* **TASK**
Select the lines that contain "Beim" and copy each of them.

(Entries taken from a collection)
○ ○ ○ ○ ○ ○ ○

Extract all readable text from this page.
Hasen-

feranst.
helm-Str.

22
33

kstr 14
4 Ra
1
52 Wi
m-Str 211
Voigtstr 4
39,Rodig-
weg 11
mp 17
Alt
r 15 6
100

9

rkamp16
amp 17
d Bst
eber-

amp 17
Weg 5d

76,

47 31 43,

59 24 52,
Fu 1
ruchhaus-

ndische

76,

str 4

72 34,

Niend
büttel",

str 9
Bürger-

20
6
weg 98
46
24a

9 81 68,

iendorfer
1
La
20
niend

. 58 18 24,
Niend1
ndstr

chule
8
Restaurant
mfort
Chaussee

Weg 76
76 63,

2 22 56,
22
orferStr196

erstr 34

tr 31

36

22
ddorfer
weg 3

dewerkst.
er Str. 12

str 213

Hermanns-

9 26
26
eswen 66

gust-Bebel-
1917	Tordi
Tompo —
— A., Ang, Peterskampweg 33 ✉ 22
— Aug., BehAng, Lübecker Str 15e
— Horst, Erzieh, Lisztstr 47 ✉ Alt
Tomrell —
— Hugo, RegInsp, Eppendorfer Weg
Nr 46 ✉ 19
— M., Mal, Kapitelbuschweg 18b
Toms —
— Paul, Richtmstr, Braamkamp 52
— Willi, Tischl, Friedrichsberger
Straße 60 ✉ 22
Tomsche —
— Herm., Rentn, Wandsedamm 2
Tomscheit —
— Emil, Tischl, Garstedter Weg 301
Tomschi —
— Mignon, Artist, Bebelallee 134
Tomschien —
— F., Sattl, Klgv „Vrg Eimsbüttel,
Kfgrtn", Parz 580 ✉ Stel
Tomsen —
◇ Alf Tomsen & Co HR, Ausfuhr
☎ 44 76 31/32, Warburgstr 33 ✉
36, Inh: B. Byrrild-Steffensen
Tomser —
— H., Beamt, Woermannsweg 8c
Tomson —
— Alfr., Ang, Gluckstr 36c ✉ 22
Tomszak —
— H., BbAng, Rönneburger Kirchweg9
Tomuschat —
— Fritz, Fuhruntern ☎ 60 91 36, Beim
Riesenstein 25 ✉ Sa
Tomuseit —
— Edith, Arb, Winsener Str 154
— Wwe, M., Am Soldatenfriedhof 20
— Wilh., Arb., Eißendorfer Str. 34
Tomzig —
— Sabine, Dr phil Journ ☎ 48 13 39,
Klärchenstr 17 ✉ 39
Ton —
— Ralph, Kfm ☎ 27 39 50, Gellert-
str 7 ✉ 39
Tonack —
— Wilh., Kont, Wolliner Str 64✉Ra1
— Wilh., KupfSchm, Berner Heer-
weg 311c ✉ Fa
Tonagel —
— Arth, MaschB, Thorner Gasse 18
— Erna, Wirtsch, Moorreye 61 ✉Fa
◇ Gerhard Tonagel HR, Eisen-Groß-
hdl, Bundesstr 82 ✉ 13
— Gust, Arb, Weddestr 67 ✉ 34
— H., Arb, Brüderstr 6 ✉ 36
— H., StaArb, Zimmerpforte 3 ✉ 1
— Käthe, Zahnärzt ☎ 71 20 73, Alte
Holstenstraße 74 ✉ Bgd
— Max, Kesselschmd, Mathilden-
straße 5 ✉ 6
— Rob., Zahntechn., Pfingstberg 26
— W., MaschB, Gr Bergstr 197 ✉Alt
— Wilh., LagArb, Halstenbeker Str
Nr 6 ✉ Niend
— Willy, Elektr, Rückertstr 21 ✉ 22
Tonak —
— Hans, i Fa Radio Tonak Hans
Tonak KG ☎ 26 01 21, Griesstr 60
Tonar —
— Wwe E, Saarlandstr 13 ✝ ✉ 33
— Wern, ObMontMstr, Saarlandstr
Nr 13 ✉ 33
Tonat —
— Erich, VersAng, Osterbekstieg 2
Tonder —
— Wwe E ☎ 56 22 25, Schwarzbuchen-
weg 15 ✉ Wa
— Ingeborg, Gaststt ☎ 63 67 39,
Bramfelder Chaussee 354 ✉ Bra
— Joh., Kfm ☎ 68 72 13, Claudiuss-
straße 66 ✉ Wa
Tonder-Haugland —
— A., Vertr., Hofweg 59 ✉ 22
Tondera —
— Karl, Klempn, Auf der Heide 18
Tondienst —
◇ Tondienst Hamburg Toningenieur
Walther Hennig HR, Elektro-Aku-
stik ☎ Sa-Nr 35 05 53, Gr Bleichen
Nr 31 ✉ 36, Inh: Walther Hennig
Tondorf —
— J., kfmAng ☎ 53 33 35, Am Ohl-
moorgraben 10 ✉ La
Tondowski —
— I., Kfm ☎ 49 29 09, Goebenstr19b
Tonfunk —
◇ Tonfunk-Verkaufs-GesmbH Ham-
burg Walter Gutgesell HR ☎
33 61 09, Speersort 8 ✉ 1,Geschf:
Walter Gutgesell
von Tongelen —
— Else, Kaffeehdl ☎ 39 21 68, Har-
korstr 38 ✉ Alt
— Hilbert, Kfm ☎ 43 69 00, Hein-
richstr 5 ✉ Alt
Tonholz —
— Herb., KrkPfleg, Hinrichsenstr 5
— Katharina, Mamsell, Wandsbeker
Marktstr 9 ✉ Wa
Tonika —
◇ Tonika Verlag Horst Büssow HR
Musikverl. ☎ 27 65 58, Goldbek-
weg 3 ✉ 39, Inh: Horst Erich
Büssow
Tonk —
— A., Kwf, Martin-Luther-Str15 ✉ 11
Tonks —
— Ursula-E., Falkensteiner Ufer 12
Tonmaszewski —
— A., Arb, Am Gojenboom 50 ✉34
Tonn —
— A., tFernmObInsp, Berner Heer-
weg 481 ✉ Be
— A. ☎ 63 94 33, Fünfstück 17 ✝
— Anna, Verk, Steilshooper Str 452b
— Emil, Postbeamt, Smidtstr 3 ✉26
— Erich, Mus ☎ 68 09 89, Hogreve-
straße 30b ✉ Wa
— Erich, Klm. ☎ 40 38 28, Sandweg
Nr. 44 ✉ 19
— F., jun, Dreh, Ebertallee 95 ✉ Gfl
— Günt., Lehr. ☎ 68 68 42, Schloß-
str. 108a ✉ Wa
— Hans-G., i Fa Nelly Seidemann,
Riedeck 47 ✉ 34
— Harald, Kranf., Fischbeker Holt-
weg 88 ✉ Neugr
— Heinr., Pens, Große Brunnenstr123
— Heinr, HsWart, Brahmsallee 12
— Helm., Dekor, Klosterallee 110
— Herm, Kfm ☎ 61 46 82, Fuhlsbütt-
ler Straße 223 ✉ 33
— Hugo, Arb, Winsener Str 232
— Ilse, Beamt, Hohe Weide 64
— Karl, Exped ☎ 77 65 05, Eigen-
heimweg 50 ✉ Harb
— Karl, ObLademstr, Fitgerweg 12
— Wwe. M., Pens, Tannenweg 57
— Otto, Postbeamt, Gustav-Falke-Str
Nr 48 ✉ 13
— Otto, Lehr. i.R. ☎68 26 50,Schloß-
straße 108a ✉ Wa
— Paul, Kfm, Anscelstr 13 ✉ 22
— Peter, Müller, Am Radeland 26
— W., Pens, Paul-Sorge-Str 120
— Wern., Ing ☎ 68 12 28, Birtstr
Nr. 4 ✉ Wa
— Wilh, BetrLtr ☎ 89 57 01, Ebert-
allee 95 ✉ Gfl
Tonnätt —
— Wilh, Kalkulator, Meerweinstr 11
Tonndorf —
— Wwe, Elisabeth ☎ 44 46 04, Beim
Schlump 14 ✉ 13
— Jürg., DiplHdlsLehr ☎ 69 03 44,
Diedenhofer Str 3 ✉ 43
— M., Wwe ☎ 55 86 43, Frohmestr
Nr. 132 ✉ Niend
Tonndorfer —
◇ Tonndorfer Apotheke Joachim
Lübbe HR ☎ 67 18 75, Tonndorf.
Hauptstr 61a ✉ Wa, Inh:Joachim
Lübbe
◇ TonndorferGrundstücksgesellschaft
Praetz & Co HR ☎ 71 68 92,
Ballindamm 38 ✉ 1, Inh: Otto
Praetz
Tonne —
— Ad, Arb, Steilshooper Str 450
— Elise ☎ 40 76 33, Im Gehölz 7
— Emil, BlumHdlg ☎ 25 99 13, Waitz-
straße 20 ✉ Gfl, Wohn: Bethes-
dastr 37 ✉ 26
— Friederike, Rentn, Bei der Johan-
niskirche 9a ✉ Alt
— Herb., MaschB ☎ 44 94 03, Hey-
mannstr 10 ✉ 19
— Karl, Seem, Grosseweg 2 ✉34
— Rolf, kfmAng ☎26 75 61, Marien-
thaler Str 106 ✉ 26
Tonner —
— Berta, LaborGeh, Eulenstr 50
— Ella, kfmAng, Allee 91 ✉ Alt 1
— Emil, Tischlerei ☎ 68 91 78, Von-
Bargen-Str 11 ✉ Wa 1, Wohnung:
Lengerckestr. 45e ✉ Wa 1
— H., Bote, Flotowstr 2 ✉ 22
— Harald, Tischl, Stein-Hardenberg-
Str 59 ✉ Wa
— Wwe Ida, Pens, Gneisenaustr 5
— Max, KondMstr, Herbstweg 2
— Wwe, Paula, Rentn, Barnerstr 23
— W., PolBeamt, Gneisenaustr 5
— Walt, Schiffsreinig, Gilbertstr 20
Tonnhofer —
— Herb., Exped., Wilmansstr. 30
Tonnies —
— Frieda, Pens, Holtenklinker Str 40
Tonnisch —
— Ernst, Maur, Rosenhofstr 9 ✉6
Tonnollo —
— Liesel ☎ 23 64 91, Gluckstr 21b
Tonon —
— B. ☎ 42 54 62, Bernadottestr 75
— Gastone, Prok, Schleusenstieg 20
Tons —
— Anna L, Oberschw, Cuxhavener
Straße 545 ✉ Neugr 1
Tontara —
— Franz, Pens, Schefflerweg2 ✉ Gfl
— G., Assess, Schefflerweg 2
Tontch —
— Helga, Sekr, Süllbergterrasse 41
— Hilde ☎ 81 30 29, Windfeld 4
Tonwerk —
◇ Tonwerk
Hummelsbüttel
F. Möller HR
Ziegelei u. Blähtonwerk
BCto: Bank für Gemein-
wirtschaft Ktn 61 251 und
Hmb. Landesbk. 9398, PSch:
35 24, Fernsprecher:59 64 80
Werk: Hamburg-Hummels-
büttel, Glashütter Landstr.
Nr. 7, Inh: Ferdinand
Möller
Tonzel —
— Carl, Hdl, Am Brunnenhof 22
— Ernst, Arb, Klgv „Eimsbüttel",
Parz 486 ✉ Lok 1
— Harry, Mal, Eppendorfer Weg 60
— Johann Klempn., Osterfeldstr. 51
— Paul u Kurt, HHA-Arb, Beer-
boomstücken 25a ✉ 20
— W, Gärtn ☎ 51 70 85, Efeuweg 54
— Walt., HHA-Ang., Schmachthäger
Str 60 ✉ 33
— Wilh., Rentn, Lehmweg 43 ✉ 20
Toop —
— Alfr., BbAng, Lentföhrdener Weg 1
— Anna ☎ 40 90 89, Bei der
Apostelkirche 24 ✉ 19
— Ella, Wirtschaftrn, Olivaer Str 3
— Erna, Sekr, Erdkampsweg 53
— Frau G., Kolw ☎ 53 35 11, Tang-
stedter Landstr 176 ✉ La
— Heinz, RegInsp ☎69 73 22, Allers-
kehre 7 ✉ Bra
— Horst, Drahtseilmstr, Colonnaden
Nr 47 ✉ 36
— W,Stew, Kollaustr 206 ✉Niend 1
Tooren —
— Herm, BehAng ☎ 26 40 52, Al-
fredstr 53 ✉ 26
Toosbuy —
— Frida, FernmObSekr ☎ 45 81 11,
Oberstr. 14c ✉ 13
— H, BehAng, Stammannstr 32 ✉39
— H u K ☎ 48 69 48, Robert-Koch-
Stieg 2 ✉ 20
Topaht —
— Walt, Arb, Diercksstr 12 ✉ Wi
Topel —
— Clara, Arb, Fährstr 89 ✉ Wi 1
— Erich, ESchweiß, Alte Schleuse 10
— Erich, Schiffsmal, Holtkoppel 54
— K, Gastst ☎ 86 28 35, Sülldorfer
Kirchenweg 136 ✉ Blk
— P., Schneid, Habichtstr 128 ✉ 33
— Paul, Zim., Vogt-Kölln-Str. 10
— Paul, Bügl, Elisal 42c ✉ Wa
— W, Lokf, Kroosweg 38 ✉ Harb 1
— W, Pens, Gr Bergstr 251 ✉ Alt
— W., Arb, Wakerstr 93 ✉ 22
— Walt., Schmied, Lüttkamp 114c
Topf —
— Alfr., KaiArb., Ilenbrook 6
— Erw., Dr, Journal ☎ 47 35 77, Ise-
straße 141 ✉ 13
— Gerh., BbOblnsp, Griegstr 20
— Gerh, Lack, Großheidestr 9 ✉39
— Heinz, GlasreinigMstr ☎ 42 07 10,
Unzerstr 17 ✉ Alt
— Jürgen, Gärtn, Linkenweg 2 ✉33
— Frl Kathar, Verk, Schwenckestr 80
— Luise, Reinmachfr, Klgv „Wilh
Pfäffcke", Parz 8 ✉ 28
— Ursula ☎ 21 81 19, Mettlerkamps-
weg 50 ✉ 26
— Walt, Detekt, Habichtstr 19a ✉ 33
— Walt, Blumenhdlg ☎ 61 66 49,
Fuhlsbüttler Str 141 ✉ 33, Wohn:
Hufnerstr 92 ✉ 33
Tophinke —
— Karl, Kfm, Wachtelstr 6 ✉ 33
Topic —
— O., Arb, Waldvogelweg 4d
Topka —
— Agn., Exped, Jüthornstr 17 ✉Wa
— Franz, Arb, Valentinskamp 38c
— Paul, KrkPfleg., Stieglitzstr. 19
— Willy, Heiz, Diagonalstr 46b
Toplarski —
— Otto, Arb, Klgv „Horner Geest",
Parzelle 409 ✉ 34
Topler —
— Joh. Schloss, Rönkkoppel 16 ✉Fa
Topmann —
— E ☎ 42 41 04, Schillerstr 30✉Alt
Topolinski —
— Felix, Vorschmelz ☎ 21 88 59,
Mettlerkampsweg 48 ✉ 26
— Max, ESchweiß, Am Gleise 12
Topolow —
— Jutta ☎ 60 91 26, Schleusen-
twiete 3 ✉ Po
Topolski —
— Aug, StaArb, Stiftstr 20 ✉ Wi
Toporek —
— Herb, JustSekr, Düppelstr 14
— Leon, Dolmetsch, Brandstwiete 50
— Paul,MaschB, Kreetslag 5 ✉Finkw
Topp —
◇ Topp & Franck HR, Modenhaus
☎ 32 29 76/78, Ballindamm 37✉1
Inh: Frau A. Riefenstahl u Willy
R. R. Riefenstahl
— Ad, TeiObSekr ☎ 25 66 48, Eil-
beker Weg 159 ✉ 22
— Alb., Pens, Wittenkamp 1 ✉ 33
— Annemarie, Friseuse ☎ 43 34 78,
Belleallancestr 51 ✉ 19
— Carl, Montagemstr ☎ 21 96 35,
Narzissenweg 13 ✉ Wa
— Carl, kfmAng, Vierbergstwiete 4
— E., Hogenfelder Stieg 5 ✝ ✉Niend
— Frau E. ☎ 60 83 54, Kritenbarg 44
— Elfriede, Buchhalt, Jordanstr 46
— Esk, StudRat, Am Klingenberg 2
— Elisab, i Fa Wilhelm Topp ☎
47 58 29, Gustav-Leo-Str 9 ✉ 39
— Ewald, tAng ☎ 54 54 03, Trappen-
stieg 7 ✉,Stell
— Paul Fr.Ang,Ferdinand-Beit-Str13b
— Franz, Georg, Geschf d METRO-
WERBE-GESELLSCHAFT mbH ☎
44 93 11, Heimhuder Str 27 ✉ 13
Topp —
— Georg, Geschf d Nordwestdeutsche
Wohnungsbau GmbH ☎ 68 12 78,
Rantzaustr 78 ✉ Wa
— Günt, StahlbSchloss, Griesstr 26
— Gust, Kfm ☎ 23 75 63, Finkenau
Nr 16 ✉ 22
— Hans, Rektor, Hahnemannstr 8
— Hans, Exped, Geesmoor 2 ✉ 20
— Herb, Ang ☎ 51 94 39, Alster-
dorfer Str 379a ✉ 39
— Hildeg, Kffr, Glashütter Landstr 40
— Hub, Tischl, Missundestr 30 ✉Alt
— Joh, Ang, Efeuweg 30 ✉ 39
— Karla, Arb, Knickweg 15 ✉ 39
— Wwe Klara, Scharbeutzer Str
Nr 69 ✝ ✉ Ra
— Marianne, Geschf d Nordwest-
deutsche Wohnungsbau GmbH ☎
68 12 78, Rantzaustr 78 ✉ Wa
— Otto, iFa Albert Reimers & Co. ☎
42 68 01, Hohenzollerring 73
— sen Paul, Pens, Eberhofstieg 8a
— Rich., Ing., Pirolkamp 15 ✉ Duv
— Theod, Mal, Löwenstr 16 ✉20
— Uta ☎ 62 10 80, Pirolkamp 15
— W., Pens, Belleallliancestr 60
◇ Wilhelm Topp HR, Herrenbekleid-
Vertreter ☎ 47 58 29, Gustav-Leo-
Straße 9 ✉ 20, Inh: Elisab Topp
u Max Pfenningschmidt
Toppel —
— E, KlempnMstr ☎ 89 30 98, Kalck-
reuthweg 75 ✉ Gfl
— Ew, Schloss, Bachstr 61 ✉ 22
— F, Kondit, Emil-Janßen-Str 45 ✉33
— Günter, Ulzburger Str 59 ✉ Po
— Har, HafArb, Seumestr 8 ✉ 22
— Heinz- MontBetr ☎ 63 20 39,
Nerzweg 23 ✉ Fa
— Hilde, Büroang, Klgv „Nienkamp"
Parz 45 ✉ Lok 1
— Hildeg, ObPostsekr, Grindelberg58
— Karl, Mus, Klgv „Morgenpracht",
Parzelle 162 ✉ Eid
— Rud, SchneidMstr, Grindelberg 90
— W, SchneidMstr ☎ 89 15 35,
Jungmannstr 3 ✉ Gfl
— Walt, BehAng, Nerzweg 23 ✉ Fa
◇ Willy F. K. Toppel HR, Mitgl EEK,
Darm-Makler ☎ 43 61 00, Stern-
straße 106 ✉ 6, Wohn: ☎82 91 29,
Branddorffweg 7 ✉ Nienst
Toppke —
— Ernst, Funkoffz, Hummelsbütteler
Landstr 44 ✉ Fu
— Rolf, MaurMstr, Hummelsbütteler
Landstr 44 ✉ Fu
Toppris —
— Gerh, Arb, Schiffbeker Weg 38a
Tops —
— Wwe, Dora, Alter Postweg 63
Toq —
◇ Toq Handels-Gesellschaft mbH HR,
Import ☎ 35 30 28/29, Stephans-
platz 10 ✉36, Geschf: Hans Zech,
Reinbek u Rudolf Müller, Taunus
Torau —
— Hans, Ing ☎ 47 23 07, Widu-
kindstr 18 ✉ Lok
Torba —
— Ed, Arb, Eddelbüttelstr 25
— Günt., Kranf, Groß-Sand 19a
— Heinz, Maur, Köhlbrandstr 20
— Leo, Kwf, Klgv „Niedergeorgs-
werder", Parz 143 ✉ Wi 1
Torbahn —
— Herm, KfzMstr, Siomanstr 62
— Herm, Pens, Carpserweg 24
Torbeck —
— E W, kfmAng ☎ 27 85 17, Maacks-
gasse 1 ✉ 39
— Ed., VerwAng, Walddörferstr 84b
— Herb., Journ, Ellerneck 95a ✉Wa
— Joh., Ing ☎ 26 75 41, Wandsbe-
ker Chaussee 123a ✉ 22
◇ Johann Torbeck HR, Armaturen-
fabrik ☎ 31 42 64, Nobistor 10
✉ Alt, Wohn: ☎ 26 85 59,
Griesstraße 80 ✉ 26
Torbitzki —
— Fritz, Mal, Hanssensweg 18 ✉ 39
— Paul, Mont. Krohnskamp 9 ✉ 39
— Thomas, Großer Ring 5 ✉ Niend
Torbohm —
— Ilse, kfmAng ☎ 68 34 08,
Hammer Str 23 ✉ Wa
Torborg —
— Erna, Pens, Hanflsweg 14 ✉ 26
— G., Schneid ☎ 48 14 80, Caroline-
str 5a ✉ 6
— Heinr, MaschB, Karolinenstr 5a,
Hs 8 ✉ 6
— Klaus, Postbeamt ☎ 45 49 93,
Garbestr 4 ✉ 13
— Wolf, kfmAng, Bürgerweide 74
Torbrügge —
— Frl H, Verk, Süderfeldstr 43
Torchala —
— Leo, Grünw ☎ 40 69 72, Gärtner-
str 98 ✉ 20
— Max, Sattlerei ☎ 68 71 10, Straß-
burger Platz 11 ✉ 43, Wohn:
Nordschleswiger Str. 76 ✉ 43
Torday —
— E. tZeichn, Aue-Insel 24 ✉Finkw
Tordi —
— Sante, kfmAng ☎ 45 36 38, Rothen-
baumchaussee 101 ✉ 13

○ ○ ○ ○ ○ ○ ○

* **COMPLETED TASK**
— Fritz, Fuhruntern ☎ 60 91 36, Beim
— Wwe, Elisabeth ☎ 44 46 04, Beim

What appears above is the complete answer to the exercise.